> _Direction_
Copy all lines holding the word "nghệ" from the entries.

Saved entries

- - - - - - -

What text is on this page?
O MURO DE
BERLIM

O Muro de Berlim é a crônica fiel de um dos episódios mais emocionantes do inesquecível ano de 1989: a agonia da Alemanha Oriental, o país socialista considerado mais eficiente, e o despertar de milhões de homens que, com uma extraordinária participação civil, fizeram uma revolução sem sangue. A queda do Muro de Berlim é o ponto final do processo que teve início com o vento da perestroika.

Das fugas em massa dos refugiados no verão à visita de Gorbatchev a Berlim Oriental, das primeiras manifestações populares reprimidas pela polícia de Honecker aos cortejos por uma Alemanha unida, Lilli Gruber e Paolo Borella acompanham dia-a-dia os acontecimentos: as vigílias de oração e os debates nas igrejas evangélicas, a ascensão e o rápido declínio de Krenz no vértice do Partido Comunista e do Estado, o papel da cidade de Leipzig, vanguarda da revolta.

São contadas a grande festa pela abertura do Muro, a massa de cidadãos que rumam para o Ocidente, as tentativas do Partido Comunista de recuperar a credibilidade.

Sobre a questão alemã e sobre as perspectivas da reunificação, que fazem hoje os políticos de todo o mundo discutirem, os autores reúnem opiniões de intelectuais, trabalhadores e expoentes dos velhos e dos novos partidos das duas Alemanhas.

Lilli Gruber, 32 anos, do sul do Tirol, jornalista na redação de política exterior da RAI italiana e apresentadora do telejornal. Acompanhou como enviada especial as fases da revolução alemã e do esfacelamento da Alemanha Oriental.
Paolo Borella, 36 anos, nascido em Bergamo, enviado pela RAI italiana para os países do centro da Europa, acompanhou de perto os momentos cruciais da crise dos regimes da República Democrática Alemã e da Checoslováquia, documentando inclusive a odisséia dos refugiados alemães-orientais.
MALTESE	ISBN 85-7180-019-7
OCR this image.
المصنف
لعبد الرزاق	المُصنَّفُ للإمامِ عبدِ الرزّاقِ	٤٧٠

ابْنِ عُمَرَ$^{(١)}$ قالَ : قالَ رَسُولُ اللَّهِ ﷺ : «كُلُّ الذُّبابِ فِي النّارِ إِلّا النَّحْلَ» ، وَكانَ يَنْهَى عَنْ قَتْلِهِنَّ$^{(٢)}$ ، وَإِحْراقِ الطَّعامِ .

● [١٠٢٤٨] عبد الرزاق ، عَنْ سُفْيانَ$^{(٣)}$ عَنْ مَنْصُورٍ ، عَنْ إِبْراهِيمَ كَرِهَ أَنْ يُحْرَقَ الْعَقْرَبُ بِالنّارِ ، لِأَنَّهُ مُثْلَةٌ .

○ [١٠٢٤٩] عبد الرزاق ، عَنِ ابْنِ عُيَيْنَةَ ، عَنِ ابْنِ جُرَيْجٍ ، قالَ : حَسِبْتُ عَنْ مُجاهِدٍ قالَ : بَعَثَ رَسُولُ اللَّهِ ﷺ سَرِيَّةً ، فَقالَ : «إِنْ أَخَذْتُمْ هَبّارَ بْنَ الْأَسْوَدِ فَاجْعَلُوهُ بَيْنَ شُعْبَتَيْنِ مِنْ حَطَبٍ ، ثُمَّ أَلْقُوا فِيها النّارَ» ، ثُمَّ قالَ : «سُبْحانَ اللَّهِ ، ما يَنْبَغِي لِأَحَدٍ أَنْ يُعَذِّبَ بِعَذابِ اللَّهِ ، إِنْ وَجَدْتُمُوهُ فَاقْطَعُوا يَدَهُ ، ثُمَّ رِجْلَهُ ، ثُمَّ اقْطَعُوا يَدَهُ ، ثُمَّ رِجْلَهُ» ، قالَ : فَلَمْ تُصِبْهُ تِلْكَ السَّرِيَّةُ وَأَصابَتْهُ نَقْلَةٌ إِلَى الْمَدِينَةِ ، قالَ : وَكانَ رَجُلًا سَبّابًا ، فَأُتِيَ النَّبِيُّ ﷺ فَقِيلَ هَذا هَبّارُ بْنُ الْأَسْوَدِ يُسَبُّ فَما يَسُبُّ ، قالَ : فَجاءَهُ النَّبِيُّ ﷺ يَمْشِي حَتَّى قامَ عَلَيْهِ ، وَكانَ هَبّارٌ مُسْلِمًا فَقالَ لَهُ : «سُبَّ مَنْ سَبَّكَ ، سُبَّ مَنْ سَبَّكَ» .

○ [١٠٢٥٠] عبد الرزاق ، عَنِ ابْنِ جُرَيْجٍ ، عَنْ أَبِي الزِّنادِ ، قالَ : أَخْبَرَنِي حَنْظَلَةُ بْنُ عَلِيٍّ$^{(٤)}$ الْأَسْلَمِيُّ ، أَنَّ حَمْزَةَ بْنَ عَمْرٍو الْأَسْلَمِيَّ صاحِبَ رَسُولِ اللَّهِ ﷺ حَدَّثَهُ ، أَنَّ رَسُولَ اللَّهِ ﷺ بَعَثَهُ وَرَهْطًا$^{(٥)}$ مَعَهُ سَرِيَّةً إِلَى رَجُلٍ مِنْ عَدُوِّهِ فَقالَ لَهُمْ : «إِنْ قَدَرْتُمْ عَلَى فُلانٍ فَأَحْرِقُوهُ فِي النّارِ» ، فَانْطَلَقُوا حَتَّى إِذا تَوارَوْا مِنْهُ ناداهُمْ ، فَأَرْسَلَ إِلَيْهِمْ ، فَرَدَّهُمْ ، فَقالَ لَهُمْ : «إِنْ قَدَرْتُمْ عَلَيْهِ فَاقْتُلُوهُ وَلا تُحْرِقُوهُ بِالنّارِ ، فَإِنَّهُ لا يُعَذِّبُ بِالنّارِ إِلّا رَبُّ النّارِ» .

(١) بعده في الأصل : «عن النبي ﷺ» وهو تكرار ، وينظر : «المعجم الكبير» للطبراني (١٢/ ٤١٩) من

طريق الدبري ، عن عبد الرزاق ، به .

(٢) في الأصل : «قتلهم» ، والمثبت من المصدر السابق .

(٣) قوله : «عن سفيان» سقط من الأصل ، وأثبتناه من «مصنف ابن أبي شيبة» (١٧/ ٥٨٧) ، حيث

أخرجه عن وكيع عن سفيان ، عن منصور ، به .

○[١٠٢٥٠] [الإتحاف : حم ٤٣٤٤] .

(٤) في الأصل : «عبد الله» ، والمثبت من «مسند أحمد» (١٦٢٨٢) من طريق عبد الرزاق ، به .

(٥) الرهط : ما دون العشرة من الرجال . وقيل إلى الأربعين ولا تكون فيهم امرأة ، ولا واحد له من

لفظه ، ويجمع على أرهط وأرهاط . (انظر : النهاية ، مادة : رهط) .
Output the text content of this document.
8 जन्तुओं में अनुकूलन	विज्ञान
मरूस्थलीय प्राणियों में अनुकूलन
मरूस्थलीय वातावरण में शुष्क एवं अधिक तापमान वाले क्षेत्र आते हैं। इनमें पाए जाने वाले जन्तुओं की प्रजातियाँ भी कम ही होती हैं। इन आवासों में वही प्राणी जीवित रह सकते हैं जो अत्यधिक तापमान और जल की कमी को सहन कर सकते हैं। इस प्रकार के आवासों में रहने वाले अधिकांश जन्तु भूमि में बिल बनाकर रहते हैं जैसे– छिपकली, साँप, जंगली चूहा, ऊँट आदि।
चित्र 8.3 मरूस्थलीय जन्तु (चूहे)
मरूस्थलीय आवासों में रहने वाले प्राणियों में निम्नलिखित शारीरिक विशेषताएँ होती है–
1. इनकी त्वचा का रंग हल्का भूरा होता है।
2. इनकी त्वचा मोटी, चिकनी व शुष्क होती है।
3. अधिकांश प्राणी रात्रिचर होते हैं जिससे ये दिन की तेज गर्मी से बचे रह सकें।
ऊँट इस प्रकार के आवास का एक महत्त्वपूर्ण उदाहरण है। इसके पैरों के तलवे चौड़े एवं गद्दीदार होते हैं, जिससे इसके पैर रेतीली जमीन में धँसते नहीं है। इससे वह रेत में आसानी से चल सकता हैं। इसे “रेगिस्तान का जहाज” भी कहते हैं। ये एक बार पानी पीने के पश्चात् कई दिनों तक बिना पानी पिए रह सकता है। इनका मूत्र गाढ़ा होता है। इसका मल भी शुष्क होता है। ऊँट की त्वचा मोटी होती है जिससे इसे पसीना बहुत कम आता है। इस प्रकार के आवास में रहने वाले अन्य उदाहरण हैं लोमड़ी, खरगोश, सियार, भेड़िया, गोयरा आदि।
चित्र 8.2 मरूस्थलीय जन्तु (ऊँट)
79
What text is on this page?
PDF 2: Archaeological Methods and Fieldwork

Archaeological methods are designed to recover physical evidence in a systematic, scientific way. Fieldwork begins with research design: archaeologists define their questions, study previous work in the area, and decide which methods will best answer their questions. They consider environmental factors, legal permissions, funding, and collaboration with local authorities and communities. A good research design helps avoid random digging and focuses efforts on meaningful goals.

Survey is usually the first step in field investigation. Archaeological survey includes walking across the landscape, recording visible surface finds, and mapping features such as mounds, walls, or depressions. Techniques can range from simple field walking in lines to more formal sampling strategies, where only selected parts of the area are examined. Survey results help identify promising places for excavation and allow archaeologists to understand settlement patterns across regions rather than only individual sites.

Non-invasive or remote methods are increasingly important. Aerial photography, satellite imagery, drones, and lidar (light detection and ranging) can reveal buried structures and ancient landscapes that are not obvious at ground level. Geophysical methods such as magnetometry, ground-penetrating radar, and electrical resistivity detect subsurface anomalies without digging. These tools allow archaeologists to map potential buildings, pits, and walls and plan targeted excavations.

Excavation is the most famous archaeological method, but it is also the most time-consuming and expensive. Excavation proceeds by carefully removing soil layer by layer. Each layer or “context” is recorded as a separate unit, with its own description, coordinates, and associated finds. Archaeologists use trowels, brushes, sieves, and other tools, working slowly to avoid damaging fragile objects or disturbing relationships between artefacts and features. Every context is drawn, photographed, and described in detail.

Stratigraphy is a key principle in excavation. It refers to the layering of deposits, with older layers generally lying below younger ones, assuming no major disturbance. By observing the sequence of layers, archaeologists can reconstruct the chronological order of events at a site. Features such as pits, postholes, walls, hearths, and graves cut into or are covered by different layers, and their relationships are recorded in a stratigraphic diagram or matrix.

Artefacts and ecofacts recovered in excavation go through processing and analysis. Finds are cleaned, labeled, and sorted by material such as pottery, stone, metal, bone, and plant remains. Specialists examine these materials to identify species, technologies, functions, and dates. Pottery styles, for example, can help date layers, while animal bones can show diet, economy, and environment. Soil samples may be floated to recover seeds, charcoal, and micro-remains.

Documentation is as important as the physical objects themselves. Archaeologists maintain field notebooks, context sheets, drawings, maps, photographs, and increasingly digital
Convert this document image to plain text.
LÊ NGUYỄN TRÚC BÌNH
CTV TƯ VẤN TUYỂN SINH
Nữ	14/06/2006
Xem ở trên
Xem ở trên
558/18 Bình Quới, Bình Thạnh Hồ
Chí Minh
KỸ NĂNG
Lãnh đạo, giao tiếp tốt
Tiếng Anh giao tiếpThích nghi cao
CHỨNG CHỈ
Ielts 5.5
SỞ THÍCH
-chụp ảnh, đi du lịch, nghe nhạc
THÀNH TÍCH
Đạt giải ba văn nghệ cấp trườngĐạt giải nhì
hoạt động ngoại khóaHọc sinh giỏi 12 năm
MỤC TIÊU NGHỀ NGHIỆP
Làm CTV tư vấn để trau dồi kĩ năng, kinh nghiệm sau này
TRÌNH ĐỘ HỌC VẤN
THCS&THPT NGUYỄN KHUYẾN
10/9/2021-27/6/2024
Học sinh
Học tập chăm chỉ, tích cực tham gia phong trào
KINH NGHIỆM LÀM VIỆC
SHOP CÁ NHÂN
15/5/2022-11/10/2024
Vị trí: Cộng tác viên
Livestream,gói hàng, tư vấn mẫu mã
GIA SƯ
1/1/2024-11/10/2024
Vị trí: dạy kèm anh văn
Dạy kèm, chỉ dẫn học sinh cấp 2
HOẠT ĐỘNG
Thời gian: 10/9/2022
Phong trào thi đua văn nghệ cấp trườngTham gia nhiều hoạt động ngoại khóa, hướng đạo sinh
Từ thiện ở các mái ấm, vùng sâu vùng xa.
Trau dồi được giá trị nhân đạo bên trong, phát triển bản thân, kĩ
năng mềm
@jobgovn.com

- - - - - - -

> _Result below_
Đạt giải ba văn nghệ cấp trườngĐạt giải nhì
Phong trào thi đua văn nghệ cấp trườngTham gia nhiều hoạt động ngoại khóa, hướng đạo sinh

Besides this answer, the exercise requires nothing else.